* [SET TASK 1]: Copy the listing below verbatim, starting with the line that contains "Patent image size: (867, 566)." and continuing through the line that contains "The transistor 612 is at (513, 253).", with both of those lines included.

* [PROVIDED PASSAGE]:
# Wheres my Gizmo ?



## Drunkonjack (Mar 2, 2008)

I've been not here for awhile and see Gizmos have been shipping :rock:

Wheres my Gizmo ? 

I've got Voodoo Dolls and I'm not afraid to use them :stirthepot::boom:


----------



## imported_m-fine (Mar 15, 2008)

Drunkonjack said:


> I've been not here for awhile and see Gizmos have been shipping :rock:
> 
> Wheres my Gizmo ?
> 
> I've got Voodoo Dolls and I'm not afraid to use them :stirthepot::boom:


I think you have to order one before they will ship it to you.


----------



## Drunkonjack (Mar 2, 2008)

m-fine said:


> I think you have to order one before they will ship it to you.


This must mean they are open for buissness ? 

before there were no phone #'s and no sales people to order from.

Good to see things are moving along.

But is Seaton getting anything done :boxer:


----------



## imported_m-fine (Mar 15, 2008)

Drunkonjack said:


> This must mean they are open for buissness ?
> 
> before there were no phone #'s and no sales people to order from.

* [TASK MATERIAL]:
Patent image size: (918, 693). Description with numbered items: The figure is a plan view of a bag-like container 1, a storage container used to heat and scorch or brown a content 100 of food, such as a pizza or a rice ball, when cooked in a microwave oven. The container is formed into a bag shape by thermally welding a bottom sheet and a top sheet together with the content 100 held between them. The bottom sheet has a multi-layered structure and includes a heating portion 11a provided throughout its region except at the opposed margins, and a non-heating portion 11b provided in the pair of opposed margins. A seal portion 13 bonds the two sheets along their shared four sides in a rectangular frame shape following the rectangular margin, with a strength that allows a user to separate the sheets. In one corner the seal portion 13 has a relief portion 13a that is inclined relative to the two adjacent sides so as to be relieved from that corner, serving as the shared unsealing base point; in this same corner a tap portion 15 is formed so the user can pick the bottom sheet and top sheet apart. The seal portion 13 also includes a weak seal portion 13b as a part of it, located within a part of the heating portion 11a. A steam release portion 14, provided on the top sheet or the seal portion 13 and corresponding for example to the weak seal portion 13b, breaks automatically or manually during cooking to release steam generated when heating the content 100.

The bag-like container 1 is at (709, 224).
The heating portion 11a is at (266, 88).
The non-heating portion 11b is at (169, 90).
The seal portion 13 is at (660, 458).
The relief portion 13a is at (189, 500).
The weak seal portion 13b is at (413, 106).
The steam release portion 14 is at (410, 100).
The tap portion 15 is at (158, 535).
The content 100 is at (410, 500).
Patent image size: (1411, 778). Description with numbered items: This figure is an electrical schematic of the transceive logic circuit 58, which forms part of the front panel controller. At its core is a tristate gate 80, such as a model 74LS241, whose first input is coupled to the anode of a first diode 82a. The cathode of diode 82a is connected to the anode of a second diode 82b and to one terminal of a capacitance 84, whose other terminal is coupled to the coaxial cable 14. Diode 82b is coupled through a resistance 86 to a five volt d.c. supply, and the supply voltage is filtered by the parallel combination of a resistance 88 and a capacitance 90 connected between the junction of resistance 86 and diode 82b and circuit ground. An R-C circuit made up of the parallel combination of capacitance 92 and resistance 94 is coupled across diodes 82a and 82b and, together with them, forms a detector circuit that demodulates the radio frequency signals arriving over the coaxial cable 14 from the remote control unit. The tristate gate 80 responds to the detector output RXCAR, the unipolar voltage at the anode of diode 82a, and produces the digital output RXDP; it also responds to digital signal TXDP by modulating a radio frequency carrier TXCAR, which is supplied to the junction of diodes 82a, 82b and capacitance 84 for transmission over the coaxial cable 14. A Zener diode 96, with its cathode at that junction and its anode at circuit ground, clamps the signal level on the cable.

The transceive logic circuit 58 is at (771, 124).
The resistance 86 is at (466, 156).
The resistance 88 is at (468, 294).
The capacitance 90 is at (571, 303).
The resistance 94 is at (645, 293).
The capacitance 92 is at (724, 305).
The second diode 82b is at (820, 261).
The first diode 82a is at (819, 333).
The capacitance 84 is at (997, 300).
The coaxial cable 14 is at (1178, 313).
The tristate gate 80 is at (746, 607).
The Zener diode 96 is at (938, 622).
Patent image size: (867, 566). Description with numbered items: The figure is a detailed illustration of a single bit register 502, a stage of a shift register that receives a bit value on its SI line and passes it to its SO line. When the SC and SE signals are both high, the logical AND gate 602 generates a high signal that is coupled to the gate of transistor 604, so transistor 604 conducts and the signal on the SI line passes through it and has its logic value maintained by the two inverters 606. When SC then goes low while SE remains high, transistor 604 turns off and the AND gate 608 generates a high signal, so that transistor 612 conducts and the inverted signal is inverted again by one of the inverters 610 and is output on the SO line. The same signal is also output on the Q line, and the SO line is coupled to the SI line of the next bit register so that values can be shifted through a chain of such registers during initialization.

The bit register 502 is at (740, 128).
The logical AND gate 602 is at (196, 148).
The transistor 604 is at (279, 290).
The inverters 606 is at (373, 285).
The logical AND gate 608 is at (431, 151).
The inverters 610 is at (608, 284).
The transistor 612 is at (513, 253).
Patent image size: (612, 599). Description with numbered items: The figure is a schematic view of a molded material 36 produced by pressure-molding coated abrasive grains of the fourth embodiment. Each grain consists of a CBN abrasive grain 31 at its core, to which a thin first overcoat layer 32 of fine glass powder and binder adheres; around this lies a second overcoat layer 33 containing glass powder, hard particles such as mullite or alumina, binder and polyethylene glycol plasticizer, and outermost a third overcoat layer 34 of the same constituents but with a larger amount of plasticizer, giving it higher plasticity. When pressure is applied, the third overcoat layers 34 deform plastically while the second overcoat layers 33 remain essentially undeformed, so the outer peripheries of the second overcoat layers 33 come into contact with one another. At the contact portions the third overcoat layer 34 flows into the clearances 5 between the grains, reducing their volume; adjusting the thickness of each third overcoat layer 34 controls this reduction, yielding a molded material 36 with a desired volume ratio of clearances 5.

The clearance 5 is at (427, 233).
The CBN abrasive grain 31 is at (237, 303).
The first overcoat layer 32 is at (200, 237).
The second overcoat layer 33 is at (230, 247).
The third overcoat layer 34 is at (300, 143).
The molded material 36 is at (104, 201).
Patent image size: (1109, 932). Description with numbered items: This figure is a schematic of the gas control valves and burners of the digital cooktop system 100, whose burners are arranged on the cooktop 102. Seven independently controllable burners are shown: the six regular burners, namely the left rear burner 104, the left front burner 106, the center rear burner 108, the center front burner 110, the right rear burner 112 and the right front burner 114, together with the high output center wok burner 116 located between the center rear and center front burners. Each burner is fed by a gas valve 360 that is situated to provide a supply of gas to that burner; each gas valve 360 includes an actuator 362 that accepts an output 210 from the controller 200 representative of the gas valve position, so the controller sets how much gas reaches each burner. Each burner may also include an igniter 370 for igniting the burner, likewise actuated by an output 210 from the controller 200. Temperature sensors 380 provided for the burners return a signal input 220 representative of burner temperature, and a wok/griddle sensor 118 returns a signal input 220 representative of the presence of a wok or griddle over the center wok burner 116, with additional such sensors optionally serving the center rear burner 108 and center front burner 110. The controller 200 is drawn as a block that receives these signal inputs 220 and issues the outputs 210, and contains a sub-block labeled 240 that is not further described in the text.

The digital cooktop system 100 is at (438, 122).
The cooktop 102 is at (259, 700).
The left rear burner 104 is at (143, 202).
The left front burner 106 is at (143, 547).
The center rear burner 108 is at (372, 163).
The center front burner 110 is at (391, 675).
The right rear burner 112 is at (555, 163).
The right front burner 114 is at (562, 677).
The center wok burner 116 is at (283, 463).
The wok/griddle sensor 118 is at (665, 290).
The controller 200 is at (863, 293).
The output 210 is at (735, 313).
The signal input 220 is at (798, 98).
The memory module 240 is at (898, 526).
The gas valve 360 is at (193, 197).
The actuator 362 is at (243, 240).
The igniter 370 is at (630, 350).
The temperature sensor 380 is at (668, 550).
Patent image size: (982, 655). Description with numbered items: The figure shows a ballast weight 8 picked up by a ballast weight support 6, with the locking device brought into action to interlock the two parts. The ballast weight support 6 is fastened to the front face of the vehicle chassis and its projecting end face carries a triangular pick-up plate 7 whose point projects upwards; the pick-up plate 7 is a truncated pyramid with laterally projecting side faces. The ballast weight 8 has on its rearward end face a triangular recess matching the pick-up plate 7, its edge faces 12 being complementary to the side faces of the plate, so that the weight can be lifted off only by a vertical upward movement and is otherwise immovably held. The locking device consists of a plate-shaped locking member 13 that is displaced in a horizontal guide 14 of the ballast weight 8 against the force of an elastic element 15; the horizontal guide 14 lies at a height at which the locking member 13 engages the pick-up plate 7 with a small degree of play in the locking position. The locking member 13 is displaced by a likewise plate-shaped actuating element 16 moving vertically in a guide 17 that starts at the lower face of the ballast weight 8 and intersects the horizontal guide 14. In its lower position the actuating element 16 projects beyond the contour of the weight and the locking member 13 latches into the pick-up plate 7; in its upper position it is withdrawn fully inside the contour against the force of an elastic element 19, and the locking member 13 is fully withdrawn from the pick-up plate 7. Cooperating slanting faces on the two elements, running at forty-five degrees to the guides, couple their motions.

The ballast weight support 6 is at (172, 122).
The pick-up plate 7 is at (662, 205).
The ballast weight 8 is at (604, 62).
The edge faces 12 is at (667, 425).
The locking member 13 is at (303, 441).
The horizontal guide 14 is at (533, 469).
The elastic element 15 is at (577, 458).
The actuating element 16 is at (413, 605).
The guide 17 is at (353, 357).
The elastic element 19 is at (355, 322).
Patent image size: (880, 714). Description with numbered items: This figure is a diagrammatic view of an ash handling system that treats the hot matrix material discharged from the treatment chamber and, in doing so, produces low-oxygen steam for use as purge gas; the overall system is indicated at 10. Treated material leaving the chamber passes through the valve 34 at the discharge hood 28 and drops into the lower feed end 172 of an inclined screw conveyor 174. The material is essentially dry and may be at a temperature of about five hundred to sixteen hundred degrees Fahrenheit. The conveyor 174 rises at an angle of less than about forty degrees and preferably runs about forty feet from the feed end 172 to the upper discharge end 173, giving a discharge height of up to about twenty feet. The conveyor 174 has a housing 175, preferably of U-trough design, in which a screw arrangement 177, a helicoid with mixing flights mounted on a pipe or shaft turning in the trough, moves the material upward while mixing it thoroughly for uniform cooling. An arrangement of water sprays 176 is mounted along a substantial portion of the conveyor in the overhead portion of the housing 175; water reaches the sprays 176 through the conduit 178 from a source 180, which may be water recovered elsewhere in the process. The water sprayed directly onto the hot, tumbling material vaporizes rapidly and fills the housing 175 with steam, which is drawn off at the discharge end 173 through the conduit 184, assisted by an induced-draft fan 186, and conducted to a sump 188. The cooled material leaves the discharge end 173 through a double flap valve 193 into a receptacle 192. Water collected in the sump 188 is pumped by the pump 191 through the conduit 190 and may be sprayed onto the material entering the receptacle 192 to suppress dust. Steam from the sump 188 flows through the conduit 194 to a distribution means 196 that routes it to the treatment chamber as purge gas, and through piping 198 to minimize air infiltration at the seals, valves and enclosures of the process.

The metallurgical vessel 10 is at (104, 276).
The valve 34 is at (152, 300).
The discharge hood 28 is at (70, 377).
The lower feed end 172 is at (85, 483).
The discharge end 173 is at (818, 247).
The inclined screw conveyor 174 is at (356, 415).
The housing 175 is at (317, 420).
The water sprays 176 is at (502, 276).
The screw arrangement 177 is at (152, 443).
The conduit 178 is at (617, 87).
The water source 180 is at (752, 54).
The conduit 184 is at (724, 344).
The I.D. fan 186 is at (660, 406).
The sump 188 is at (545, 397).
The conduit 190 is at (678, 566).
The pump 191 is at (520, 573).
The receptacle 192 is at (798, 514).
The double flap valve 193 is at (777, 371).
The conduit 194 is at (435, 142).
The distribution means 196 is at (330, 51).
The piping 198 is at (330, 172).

* [SET TASK 2]:
Using the Gizmo thread, answer each question on its own line:
(a) What does Drunkonjack say they have and are not afraid to use?
(b) According to m-fine, what must one do before a Gizmo will be shipped?
(c) What does Drunkonjack say was lacking before?

* [FINAL ANSWER 1]:
Patent image size: (867, 566). Description with numbered items: The figure is a detailed illustration of a single bit register 502, a stage of a shift register that receives a bit value on its SI line and passes it to its SO line. When the SC and SE signals are both high, the logical AND gate 602 generates a high signal that is coupled to the gate of transistor 604, so transistor 604 conducts and the signal on the SI line passes through it and has its logic value maintained by the two inverters 606. When SC then goes low while SE remains high, transistor 604 turns off and the AND gate 608 generates a high signal, so that transistor 612 conducts and the inverted signal is inverted again by one of the inverters 610 and is output on the SO line. The same signal is also output on the Q line, and the SO line is coupled to the SI line of the next bit register so that values can be shifted through a chain of such registers during initialization.

The bit register 502 is at (740, 128).
The logical AND gate 602 is at (196, 148).
The transistor 604 is at (279, 290).
The inverters 606 is at (373, 285).
The logical AND gate 608 is at (431, 151).
The inverters 610 is at (608, 284).
The transistor 612 is at (513, 253).

* [FINAL ANSWER 2]:
(a) Voodoo Dolls.
(b) Order one.
(c) Phone numbers and sales people to order from.